Written problem.
Retype the whole listing below, character for character.

Material provided.
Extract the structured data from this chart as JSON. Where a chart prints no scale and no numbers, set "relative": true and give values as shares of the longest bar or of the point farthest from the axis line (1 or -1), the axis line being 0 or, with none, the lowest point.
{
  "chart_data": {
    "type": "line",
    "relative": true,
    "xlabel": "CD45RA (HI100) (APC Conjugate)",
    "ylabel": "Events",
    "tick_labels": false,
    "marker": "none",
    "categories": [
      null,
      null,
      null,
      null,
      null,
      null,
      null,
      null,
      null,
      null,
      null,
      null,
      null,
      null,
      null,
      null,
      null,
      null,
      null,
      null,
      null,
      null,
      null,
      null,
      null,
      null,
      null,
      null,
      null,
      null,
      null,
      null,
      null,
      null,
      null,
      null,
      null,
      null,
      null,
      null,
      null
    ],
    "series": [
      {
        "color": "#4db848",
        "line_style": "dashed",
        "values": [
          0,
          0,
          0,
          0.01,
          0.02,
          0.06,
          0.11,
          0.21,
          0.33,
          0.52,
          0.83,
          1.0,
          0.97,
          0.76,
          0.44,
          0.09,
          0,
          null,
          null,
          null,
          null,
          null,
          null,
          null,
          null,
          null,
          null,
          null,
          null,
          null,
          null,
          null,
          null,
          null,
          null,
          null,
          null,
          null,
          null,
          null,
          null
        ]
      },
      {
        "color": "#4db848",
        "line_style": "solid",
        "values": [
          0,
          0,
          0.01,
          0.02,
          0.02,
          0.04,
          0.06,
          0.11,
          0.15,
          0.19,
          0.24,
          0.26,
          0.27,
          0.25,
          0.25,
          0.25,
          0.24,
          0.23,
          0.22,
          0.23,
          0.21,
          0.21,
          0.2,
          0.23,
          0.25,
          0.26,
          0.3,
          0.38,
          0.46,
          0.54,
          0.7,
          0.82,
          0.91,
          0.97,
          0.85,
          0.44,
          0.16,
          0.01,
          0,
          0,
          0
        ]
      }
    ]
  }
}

Completed exercise.
Extract the structured data from this chart as JSON. Where a chart prints no scale and no numbers, set "relative": true and give values as shares of the longest bar or of the point farthest from the axis line (1 or -1), the axis line being 0 or, with none, the lowest point.
{
  "chart_data": {
    "type": "line",
    "relative": true,
    "xlabel": "CD45RA (HI100) (APC Conjugate)",
    "ylabel": "Events",
    "tick_labels": false,
    "marker": "none",
    "categories": [
      null,
      null,
      null,
      null,
      null,
      null,
      null,
      null,
      null,
      null,
      null,
      null,
      null,
      null,
      null,
      null,
      null,
      null,
      null,
      null,
      null,
      null,
      null,
      null,
      null,
      null,
      null,
      null,
      null,
      null,
      null,
      null,
      null,
      null,
      null,
      null,
      null,
      null,
      null,
      null,
      null
    ],
    "series": [
      {
        "color": "#4db848",
        "line_style": "dashed",
        "values": [
          0,
          0,
          0,
          0.01,
          0.02,
          0.06,
          0.11,
          0.21,
          0.33,
          0.52,
          0.83,
          1.0,
          0.97,
          0.76,
          0.44,
          0.09,
          0,
          null,
          null,
          null,
          null,
          null,
          null,
          null,
          null,
          null,
          null,
          null,
          null,
          null,
          null,
          null,
          null,
          null,
          null,
          null,
          null,
          null,
          null,
          null,
          null
        ]
      },
      {
        "color": "#4db848",
        "line_style": "solid",
        "values": [
          0,
          0,
          0.01,
          0.02,
          0.02,
          0.04,
          0.06,
          0.11,
          0.15,
          0.19,
          0.24,
          0.26,
          0.27,
          0.25,
          0.25,
          0.25,
          0.24,
          0.23,
          0.22,
          0.23,
          0.21,
          0.21,
          0.2,
          0.23,
          0.25,
          0.26,
          0.3,
          0.38,
          0.46,
          0.54,
          0.7,
          0.82,
          0.91,
          0.97,
          0.85,
          0.44,
          0.16,
          0.01,
          0,
          0,
          0
        ]
      }
    ]
  }
}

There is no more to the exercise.